=== Work to be completed ===
Copy all the material that follows, keeping every character the same.

=== Extracted entries ===
******************************

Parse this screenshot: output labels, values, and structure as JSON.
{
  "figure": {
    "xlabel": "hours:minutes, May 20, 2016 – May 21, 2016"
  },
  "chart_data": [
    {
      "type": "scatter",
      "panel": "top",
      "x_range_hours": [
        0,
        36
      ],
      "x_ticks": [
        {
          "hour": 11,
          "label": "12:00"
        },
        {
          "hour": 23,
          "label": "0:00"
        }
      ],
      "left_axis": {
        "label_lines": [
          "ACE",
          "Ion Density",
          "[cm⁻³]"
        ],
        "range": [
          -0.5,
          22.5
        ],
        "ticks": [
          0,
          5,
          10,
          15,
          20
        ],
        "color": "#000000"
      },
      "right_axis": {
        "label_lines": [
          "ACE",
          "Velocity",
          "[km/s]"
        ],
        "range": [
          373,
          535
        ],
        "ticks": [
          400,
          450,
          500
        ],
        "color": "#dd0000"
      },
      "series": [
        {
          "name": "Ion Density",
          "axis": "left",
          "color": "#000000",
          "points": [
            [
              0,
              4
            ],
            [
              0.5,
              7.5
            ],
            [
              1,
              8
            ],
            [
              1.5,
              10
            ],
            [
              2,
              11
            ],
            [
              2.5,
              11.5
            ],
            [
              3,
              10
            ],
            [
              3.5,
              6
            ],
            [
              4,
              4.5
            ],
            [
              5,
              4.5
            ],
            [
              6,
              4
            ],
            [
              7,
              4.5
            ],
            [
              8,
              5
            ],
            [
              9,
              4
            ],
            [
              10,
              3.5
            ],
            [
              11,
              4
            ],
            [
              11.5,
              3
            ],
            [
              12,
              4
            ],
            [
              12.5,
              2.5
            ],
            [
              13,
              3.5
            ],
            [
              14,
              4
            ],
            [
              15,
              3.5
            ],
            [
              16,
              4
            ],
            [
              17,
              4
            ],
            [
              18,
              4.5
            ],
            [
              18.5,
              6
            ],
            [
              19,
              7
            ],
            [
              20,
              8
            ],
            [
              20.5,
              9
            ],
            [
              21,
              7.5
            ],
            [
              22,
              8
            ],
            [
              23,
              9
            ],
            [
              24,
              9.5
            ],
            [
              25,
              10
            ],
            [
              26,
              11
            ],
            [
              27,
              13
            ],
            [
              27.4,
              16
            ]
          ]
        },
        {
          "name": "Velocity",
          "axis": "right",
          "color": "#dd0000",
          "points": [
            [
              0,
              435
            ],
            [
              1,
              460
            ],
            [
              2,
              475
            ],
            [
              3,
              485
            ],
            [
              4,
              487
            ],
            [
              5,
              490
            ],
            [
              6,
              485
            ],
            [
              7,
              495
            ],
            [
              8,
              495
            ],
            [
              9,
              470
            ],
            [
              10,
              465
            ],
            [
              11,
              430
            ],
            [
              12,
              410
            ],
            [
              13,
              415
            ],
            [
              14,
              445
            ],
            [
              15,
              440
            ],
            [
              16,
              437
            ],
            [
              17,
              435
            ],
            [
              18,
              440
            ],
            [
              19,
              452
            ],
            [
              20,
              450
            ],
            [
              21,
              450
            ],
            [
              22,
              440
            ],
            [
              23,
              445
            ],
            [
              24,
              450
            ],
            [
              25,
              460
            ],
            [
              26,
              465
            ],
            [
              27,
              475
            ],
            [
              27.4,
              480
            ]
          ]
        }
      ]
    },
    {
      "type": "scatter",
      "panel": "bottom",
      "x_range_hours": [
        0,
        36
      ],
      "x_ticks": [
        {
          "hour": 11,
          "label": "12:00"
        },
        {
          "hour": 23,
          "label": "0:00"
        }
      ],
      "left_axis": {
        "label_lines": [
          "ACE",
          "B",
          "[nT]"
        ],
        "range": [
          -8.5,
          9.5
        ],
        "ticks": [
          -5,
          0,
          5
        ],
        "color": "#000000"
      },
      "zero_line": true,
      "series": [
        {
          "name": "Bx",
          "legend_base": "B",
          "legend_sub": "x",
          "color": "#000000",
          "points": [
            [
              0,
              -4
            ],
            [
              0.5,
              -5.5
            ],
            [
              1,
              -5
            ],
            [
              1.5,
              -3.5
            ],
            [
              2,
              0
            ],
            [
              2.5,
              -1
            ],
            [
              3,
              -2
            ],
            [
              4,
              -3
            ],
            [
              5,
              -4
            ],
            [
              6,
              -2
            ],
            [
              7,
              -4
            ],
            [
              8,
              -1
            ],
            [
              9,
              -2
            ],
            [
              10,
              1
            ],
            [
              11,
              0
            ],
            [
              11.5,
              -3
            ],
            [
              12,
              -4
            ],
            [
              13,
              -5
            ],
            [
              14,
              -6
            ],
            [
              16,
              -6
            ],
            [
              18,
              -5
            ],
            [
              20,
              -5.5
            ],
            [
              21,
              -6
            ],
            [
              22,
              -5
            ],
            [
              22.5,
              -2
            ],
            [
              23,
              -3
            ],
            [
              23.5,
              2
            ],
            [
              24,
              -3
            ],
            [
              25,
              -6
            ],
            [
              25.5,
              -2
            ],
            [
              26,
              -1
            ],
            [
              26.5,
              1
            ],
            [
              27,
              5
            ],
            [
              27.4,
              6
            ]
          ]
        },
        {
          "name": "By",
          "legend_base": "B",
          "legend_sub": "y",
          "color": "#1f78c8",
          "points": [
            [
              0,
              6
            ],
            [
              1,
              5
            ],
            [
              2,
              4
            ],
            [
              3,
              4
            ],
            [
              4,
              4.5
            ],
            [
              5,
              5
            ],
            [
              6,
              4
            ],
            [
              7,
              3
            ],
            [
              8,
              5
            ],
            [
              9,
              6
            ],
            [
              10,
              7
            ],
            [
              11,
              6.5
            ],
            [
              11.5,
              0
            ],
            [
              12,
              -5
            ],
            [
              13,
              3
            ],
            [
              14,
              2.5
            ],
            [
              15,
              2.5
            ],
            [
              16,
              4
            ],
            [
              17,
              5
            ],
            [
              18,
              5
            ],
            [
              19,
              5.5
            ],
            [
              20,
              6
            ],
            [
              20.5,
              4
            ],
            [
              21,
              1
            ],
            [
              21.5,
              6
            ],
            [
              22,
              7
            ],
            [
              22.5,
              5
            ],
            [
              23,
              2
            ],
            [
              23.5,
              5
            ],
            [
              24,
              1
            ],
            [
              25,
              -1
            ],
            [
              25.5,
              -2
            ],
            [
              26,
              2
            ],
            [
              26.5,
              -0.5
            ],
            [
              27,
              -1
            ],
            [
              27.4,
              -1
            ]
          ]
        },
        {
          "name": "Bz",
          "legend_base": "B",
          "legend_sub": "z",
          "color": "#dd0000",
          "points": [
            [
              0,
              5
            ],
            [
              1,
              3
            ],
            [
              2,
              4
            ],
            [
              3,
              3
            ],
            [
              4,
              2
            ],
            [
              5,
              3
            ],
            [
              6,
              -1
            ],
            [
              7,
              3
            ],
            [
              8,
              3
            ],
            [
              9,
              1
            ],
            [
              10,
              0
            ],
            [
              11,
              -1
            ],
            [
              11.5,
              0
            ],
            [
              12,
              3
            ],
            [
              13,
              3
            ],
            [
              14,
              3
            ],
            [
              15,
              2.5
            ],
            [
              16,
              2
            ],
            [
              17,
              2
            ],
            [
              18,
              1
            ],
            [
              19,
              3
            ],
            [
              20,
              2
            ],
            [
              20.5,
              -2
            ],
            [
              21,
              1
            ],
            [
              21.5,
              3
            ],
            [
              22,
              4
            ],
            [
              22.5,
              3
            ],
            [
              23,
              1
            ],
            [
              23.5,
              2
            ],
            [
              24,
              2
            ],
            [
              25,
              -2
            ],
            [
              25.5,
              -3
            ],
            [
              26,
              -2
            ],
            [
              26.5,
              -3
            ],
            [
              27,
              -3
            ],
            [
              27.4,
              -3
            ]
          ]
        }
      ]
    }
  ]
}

******************************

=== Answer to this task ===
Parse this screenshot: output labels, values, and structure as JSON.
{
  "figure": {
    "xlabel": "hours:minutes, May 20, 2016 – May 21, 2016"
  },
  "chart_data": [
    {
      "type": "scatter",
      "panel": "top",
      "x_range_hours": [
        0,
        36
      ],
      "x_ticks": [
        {
          "hour": 11,
          "label": "12:00"
        },
        {
          "hour": 23,
          "label": "0:00"
        }
      ],
      "left_axis": {
        "label_lines": [
          "ACE",
          "Ion Density",
          "[cm⁻³]"
        ],
        "range": [
          -0.5,
          22.5
        ],
        "ticks": [
          0,
          5,
          10,
          15,
          20
        ],
        "color": "#000000"
      },
      "right_axis": {
        "label_lines": [
          "ACE",
          "Velocity",
          "[km/s]"
        ],
        "range": [
          373,
          535
        ],
        "ticks": [
          400,
          450,
          500
        ],
        "color": "#dd0000"
      },
      "series": [
        {
          "name": "Ion Density",
          "axis": "left",
          "color": "#000000",
          "points": [
            [
              0,
              4
            ],
            [
              0.5,
              7.5
            ],
            [
              1,
              8
            ],
            [
              1.5,
              10
            ],
            [
              2,
              11
            ],
            [
              2.5,
              11.5
            ],
            [
              3,
              10
            ],
            [
              3.5,
              6
            ],
            [
              4,
              4.5
            ],
            [
              5,
              4.5
            ],
            [
              6,
              4
            ],
            [
              7,
              4.5
            ],
            [
              8,
              5
            ],
            [
              9,
              4
            ],
            [
              10,
              3.5
            ],
            [
              11,
              4
            ],
            [
              11.5,
              3
            ],
            [
              12,
              4
            ],
            [
              12.5,
              2.5
            ],
            [
              13,
              3.5
            ],
            [
              14,
              4
            ],
            [
              15,
              3.5
            ],
            [
              16,
              4
            ],
            [
              17,
              4
            ],
            [
              18,
              4.5
            ],
            [
              18.5,
              6
            ],
            [
              19,
              7
            ],
            [
              20,
              8
            ],
            [
              20.5,
              9
            ],
            [
              21,
              7.5
            ],
            [
              22,
              8
            ],
            [
              23,
              9
            ],
            [
              24,
              9.5
            ],
            [
              25,
              10
            ],
            [
              26,
              11
            ],
            [
              27,
              13
            ],
            [
              27.4,
              16
            ]
          ]
        },
        {
          "name": "Velocity",
          "axis": "right",
          "color": "#dd0000",
          "points": [
            [
              0,
              435
            ],
            [
              1,
              460
            ],
            [
              2,
              475
            ],
            [
              3,
              485
            ],
            [
              4,
              487
            ],
            [
              5,
              490
            ],
            [
              6,
              485
            ],
            [
              7,
              495
            ],
            [
              8,
              495
            ],
            [
              9,
              470
            ],
            [
              10,
              465
            ],
            [
              11,
              430
            ],
            [
              12,
              410
            ],
            [
              13,
              415
            ],
            [
              14,
              445
            ],
            [
              15,
              440
            ],
            [
              16,
              437
            ],
            [
              17,
              435
            ],
            [
              18,
              440
            ],
            [
              19,
              452
            ],
            [
              20,
              450
            ],
            [
              21,
              450
            ],
            [
              22,
              440
            ],
            [
              23,
              445
            ],
            [
              24,
              450
            ],
            [
              25,
              460
            ],
            [
              26,
              465
            ],
            [
              27,
              475
            ],
            [
              27.4,
              480
            ]
          ]
        }
      ]
    },
    {
      "type": "scatter",
      "panel": "bottom",
      "x_range_hours": [
        0,
        36
      ],
      "x_ticks": [
        {
          "hour": 11,
          "label": "12:00"
        },
        {
          "hour": 23,
          "label": "0:00"
        }
      ],
      "left_axis": {
        "label_lines": [
          "ACE",
          "B",
          "[nT]"
        ],
        "range": [
          -8.5,
          9.5
        ],
        "ticks": [
          -5,
          0,
          5
        ],
        "color": "#000000"
      },
      "zero_line": true,
      "series": [
        {
          "name": "Bx",
          "legend_base": "B",
          "legend_sub": "x",
          "color": "#000000",
          "points": [
            [
              0,
              -4
            ],
            [
              0.5,
              -5.5
            ],
            [
              1,
              -5
            ],
            [
              1.5,
              -3.5
            ],
            [
              2,
              0
            ],
            [
              2.5,
              -1
            ],
            [
              3,
              -2
            ],
            [
              4,
              -3
            ],
            [
              5,
              -4
            ],
            [
              6,
              -2
            ],
            [
              7,
              -4
            ],
            [
              8,
              -1
            ],
            [
              9,
              -2
            ],
            [
              10,
              1
            ],
            [
              11,
              0
            ],
            [
              11.5,
              -3
            ],
            [
              12,
              -4
            ],
            [
              13,
              -5
            ],
            [
              14,
              -6
            ],
            [
              16,
              -6
            ],
            [
              18,
              -5
            ],
            [
              20,
              -5.5
            ],
            [
              21,
              -6
            ],
            [
              22,
              -5
            ],
            [
              22.5,
              -2
            ],
            [
              23,
              -3
            ],
            [
              23.5,
              2
            ],
            [
              24,
              -3
            ],
            [
              25,
              -6
            ],
            [
              25.5,
              -2
            ],
            [
              26,
              -1
            ],
            [
              26.5,
              1
            ],
            [
              27,
              5
            ],
            [
              27.4,
              6
            ]
          ]
        },
        {
          "name": "By",
          "legend_base": "B",
          "legend_sub": "y",
          "color": "#1f78c8",
          "points": [
            [
              0,
              6
            ],
            [
              1,
              5
            ],
            [
              2,
              4
            ],
            [
              3,
              4
            ],
            [
              4,
              4.5
            ],
            [
              5,
              5
            ],
            [
              6,
              4
            ],
            [
              7,
              3
            ],
            [
              8,
              5
            ],
            [
              9,
              6
            ],
            [
              10,
              7
            ],
            [
              11,
              6.5
            ],
            [
              11.5,
              0
            ],
            [
              12,
              -5
            ],
            [
              13,
              3
            ],
            [
              14,
              2.5
            ],
            [
              15,
              2.5
            ],
            [
              16,
              4
            ],
            [
              17,
              5
            ],
            [
              18,
              5
            ],
            [
              19,
              5.5
            ],
            [
              20,
              6
            ],
            [
              20.5,
              4
            ],
            [
              21,
              1
            ],
            [
              21.5,
              6
            ],
            [
              22,
              7
            ],
            [
              22.5,
              5
            ],
            [
              23,
              2
            ],
            [
              23.5,
              5
            ],
            [
              24,
              1
            ],
            [
              25,
              -1
            ],
            [
              25.5,
              -2
            ],
            [
              26,
              2
            ],
            [
              26.5,
              -0.5
            ],
            [
              27,
              -1
            ],
            [
              27.4,
              -1
            ]
          ]
        },
        {
          "name": "Bz",
          "legend_base": "B",
          "legend_sub": "z",
          "color": "#dd0000",
          "points": [
            [
              0,
              5
            ],
            [
              1,
              3
            ],
            [
              2,
              4
            ],
            [
              3,
              3
            ],
            [
              4,
              2
            ],
            [
              5,
              3
            ],
            [
              6,
              -1
            ],
            [
              7,
              3
            ],
            [
              8,
              3
            ],
            [
              9,
              1
            ],
            [
              10,
              0
            ],
            [
              11,
              -1
            ],
            [
              11.5,
              0
            ],
            [
              12,
              3
            ],
            [
              13,
              3
            ],
            [
              14,
              3
            ],
            [
              15,
              2.5
            ],
            [
              16,
              2
            ],
            [
              17,
              2
            ],
            [
              18,
              1
            ],
            [
              19,
              3
            ],
            [
              20,
              2
            ],
            [
              20.5,
              -2
            ],
            [
              21,
              1
            ],
            [
              21.5,
              3
            ],
            [
              22,
              4
            ],
            [
              22.5,
              3
            ],
            [
              23,
              1
            ],
            [
              23.5,
              2
            ],
            [
              24,
              2
            ],
            [
              25,
              -2
            ],
            [
              25.5,
              -3
            ],
            [
              26,
              -2
            ],
            [
              26.5,
              -3
            ],
            [
              27,
              -3
            ],
            [
              27.4,
              -3
            ]
          ]
        }
      ]
    }
  ]
}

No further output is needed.